Summarize the passage about Edmund O'Flaherty's raid and its aftermath in three sentences.

— Begin Document text —

During these internal convulsions Galway had imprudently called to its aid thirteen or fourteen hundred “wild Irish” from
Iar-Chonnacht
under various O'Flahertys, including another
Murchadh
na dTua, great-grandson of his namesake who had briefly held the Aran Islands, and Colonel Edmund O'Flaherty of
Bunowen
Castle in the west of Connemara. After terrorizing the English inhabitants of the town for a while, Edmund and a hundred of his men went to Aran, but after a fortnight the inhabitants began to complain of the burden of these guests, so he sailed for Tromra in
Clare and besieged a castle there (he claimed afterwards he had no idea who lived in it, but it was held by an Englishman at the time). After a few days the castle fell, its inhabitants were
slaughtered
, and the raiders retired to Straw Island off Cill Éinne to divide their spoil, the wind preventing them from sailing home to
Connemara
. One of the party was a drummer from Inis Oírr called John Browne; he had not wanted to accompany them, or so he claimed when the matter came to trial years later, but Edmund had had him carried into the boat. Browne asked for a silver cup from the looted castle, which Edmund refused him. And in later years after the total defeat of the Confederate cause by the
Cromwellians
it was Browne who laid information against Edmund, so that a party of soldiers was sent into Connemara to arrest him. They were led by the croaking of ravens to his hiding-place under a rock where they found him and his wife “pyned awaye for want of foode, and altogether ghastly with fear.” Edmund was brought to Galway, tried and hanged.

— End Document text —
— Begin Dataset content —

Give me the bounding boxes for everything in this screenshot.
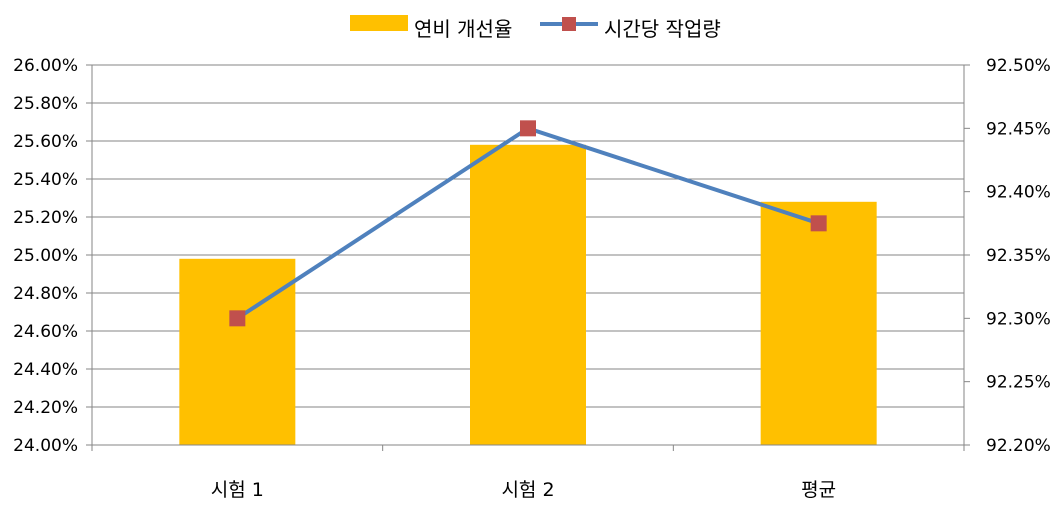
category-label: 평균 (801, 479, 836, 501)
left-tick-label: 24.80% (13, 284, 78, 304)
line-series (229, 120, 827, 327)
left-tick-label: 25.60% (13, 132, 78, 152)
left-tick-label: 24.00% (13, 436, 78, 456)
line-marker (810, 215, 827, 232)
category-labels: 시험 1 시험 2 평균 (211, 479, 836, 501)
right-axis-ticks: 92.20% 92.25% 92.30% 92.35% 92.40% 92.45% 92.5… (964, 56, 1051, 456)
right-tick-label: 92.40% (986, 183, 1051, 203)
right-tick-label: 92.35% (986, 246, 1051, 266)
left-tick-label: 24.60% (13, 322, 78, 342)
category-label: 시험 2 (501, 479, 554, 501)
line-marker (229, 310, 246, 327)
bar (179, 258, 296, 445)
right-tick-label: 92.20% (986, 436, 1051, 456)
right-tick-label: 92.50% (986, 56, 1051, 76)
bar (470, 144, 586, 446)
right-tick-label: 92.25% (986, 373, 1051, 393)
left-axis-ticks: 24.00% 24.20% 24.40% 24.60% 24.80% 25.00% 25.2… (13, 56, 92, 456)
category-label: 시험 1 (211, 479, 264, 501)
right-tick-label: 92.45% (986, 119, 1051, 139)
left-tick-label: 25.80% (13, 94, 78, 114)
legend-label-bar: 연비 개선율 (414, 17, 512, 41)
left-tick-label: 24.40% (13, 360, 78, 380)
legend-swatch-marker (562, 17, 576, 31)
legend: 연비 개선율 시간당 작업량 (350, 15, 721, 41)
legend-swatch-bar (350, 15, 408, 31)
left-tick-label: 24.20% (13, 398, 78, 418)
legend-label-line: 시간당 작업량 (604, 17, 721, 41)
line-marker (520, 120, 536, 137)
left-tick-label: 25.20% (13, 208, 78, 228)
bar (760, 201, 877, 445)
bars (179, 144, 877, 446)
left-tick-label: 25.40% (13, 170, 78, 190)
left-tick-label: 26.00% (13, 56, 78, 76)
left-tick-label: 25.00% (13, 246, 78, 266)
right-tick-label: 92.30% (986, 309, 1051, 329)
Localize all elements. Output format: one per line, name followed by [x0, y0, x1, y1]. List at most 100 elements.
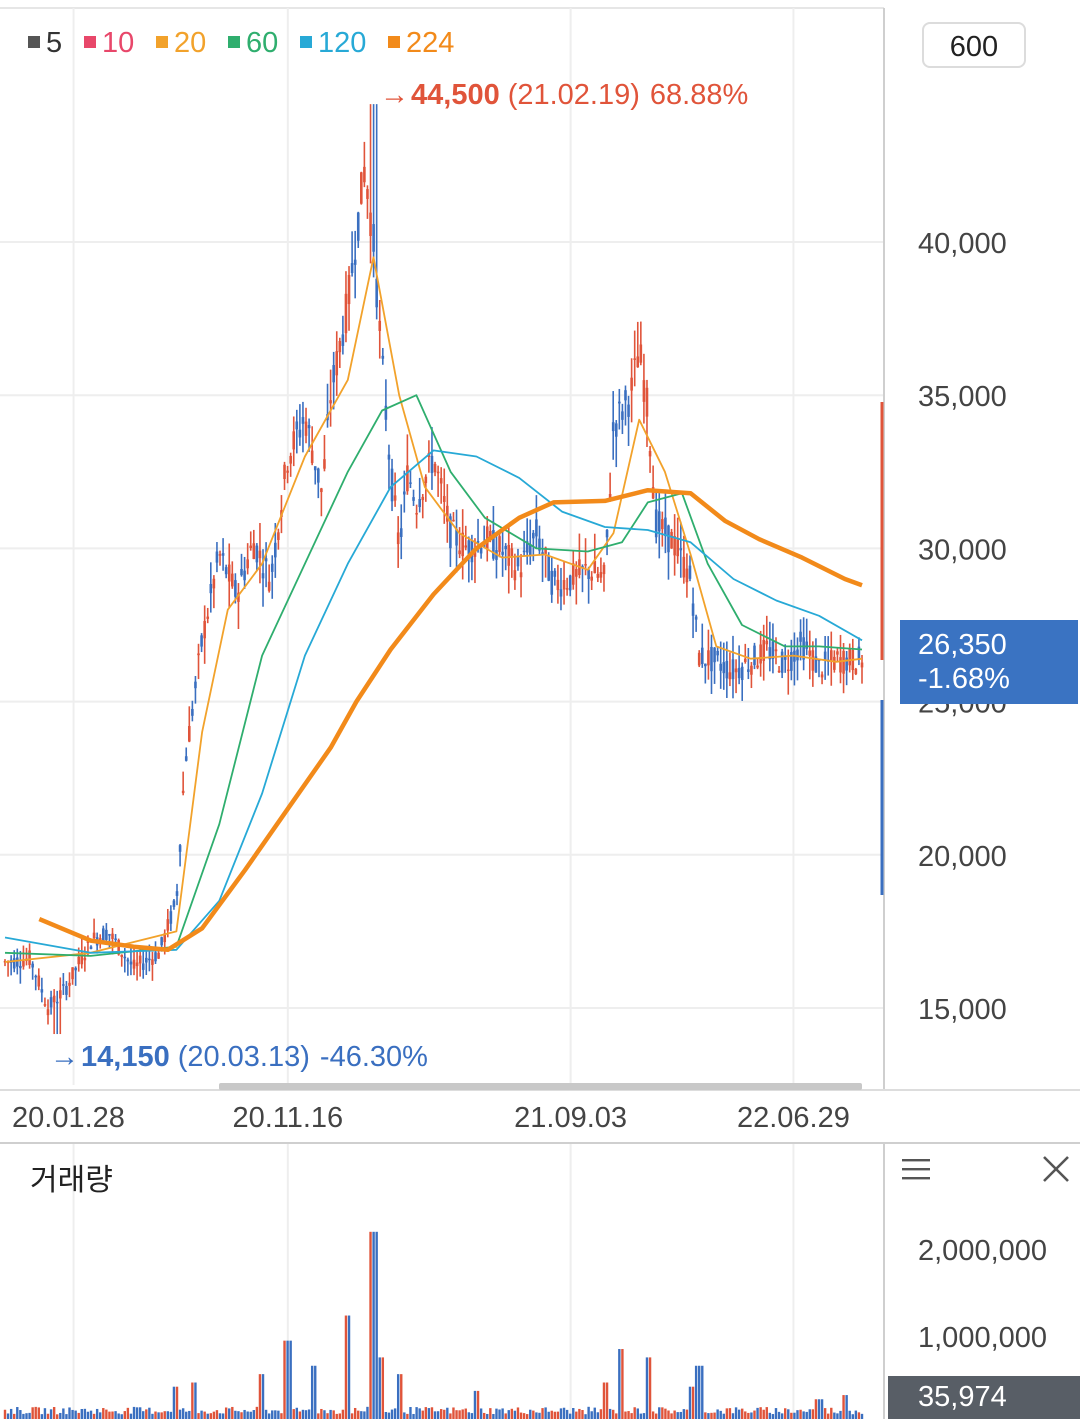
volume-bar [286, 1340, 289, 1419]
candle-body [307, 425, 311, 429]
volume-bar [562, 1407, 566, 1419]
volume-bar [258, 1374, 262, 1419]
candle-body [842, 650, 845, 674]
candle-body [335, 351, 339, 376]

— End Dataset content —

- _Exercise solution_: Galway called in thirteen or fourteen hundred "wild Irish" from Iar-Chonnacht under various O'Flahertys, among them Colonel Edmund O'Flaherty of Bunowen Castle, who went to Aran with a hundred men and then sailed to Tromra in Clare, where he took a castle and its inhabitants were slaughtered. While the raiders divided their spoil on Straw Island, Edmund refused a silver cup from the looted castle to John Browne, a drummer from Inis Oírr who had been carried into the boat. After the Cromwellians defeated the Confederate cause, Browne laid information against Edmund, who was found with his wife under a rock in Connemara, brought to Galway, tried and hanged.